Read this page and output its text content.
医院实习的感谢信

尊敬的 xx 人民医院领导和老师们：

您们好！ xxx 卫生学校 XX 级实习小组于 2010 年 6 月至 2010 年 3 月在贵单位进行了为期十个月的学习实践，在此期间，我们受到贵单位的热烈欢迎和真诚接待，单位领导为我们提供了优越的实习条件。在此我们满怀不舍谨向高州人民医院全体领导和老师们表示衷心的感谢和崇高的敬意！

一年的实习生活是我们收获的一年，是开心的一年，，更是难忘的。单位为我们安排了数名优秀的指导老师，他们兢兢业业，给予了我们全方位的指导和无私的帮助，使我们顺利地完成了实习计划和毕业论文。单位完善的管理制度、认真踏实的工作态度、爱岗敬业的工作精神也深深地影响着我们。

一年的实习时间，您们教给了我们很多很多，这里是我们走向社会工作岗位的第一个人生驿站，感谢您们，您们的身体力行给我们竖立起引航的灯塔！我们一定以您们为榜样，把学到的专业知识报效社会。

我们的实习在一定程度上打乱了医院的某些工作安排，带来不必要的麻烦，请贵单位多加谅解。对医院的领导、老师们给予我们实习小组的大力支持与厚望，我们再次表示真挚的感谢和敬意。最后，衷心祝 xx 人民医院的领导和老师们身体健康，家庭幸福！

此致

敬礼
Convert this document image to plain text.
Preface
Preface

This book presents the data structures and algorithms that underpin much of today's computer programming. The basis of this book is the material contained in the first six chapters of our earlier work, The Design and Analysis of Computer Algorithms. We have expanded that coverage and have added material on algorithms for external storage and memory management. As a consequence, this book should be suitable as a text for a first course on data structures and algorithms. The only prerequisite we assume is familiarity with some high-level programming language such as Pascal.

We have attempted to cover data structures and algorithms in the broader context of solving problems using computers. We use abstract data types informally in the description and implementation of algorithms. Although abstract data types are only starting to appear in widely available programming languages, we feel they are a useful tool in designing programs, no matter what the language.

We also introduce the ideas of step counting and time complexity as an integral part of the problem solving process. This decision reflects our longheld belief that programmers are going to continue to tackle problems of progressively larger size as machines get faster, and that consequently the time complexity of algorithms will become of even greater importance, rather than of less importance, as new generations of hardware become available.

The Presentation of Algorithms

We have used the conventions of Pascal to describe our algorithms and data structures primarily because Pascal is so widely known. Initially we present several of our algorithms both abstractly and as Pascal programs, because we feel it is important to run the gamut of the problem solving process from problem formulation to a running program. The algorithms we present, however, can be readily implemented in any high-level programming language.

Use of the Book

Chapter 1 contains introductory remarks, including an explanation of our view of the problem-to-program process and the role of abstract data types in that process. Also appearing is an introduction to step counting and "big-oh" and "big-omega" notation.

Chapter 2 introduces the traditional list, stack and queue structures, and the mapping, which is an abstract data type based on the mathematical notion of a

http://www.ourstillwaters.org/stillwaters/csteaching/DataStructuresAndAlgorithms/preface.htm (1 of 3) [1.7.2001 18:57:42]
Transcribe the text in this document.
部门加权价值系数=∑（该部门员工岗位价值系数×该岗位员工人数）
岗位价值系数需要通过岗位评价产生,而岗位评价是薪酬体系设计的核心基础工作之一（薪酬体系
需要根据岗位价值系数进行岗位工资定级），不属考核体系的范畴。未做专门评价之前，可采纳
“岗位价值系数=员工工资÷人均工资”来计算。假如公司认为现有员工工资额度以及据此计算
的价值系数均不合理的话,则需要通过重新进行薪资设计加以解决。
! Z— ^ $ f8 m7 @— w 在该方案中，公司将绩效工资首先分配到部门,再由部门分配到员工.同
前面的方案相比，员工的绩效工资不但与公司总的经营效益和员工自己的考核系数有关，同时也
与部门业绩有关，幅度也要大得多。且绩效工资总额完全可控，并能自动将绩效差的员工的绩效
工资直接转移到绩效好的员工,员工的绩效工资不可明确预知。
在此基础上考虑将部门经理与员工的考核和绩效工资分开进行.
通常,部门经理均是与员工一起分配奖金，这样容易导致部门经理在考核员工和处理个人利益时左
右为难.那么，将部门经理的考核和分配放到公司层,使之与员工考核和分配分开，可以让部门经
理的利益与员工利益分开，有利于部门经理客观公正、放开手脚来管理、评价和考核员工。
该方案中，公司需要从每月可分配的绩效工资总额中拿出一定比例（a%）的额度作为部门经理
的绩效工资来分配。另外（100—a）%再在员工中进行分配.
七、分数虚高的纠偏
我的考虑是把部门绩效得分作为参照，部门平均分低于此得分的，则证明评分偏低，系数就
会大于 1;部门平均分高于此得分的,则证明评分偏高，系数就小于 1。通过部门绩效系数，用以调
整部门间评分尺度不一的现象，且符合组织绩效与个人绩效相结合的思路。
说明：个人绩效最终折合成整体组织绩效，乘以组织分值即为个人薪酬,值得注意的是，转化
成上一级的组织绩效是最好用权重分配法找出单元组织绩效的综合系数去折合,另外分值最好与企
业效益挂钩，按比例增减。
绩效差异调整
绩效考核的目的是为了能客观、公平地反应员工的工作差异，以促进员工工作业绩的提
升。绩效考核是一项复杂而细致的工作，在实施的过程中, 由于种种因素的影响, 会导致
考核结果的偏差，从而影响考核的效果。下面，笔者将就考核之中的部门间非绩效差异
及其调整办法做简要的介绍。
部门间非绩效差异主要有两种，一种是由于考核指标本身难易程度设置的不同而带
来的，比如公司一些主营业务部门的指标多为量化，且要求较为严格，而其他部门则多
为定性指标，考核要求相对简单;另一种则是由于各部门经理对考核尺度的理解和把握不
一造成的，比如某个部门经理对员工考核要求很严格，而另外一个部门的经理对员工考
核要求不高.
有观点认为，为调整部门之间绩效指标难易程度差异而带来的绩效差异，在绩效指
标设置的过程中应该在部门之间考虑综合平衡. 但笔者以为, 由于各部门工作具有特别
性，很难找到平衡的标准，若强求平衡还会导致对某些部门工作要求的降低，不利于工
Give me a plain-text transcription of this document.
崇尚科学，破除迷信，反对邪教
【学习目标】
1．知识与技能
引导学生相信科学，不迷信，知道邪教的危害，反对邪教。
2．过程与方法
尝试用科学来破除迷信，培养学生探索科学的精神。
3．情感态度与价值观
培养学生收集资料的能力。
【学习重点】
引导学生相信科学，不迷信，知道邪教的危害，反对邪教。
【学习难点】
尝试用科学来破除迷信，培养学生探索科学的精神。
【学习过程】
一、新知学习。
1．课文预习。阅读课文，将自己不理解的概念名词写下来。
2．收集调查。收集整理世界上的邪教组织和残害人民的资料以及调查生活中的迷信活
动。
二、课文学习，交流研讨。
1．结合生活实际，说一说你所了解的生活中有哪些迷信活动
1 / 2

*EXERCISE AIM*: Find "Transcribe the text in this document." in the data above, then repeat that line and all lines after it exactly, ending with the final line.

*SOLUTION FOR THIS TASK*:
Transcribe the text in this document.
部门加权价值系数=∑（该部门员工岗位价值系数×该岗位员工人数）
岗位价值系数需要通过岗位评价产生,而岗位评价是薪酬体系设计的核心基础工作之一（薪酬体系
需要根据岗位价值系数进行岗位工资定级），不属考核体系的范畴。未做专门评价之前，可采纳
“岗位价值系数=员工工资÷人均工资”来计算。假如公司认为现有员工工资额度以及据此计算
的价值系数均不合理的话,则需要通过重新进行薪资设计加以解决。
! Z— ^ $ f8 m7 @— w 在该方案中，公司将绩效工资首先分配到部门,再由部门分配到员工.同
前面的方案相比，员工的绩效工资不但与公司总的经营效益和员工自己的考核系数有关，同时也
与部门业绩有关，幅度也要大得多。且绩效工资总额完全可控，并能自动将绩效差的员工的绩效
工资直接转移到绩效好的员工,员工的绩效工资不可明确预知。
在此基础上考虑将部门经理与员工的考核和绩效工资分开进行.
通常,部门经理均是与员工一起分配奖金，这样容易导致部门经理在考核员工和处理个人利益时左
右为难.那么，将部门经理的考核和分配放到公司层,使之与员工考核和分配分开，可以让部门经
理的利益与员工利益分开，有利于部门经理客观公正、放开手脚来管理、评价和考核员工。
该方案中，公司需要从每月可分配的绩效工资总额中拿出一定比例（a%）的额度作为部门经理
的绩效工资来分配。另外（100—a）%再在员工中进行分配.
七、分数虚高的纠偏
我的考虑是把部门绩效得分作为参照，部门平均分低于此得分的，则证明评分偏低，系数就
会大于 1;部门平均分高于此得分的,则证明评分偏高，系数就小于 1。通过部门绩效系数，用以调
整部门间评分尺度不一的现象，且符合组织绩效与个人绩效相结合的思路。
说明：个人绩效最终折合成整体组织绩效，乘以组织分值即为个人薪酬,值得注意的是，转化
成上一级的组织绩效是最好用权重分配法找出单元组织绩效的综合系数去折合,另外分值最好与企
业效益挂钩，按比例增减。
绩效差异调整
绩效考核的目的是为了能客观、公平地反应员工的工作差异，以促进员工工作业绩的提
升。绩效考核是一项复杂而细致的工作，在实施的过程中, 由于种种因素的影响, 会导致
考核结果的偏差，从而影响考核的效果。下面，笔者将就考核之中的部门间非绩效差异
及其调整办法做简要的介绍。
部门间非绩效差异主要有两种，一种是由于考核指标本身难易程度设置的不同而带
来的，比如公司一些主营业务部门的指标多为量化，且要求较为严格，而其他部门则多
为定性指标，考核要求相对简单;另一种则是由于各部门经理对考核尺度的理解和把握不
一造成的，比如某个部门经理对员工考核要求很严格，而另外一个部门的经理对员工考
核要求不高.
有观点认为，为调整部门之间绩效指标难易程度差异而带来的绩效差异，在绩效指
标设置的过程中应该在部门之间考虑综合平衡. 但笔者以为, 由于各部门工作具有特别
性，很难找到平衡的标准，若强求平衡还会导致对某些部门工作要求的降低，不利于工
Give me a plain-text transcription of this document.
崇尚科学，破除迷信，反对邪教
【学习目标】
1．知识与技能
引导学生相信科学，不迷信，知道邪教的危害，反对邪教。
2．过程与方法
尝试用科学来破除迷信，培养学生探索科学的精神。
3．情感态度与价值观
培养学生收集资料的能力。
【学习重点】
引导学生相信科学，不迷信，知道邪教的危害，反对邪教。
【学习难点】
尝试用科学来破除迷信，培养学生探索科学的精神。
【学习过程】
一、新知学习。
1．课文预习。阅读课文，将自己不理解的概念名词写下来。
2．收集调查。收集整理世界上的邪教组织和残害人民的资料以及调查生活中的迷信活
动。
二、课文学习，交流研讨。
1．结合生活实际，说一说你所了解的生活中有哪些迷信活动
1 / 2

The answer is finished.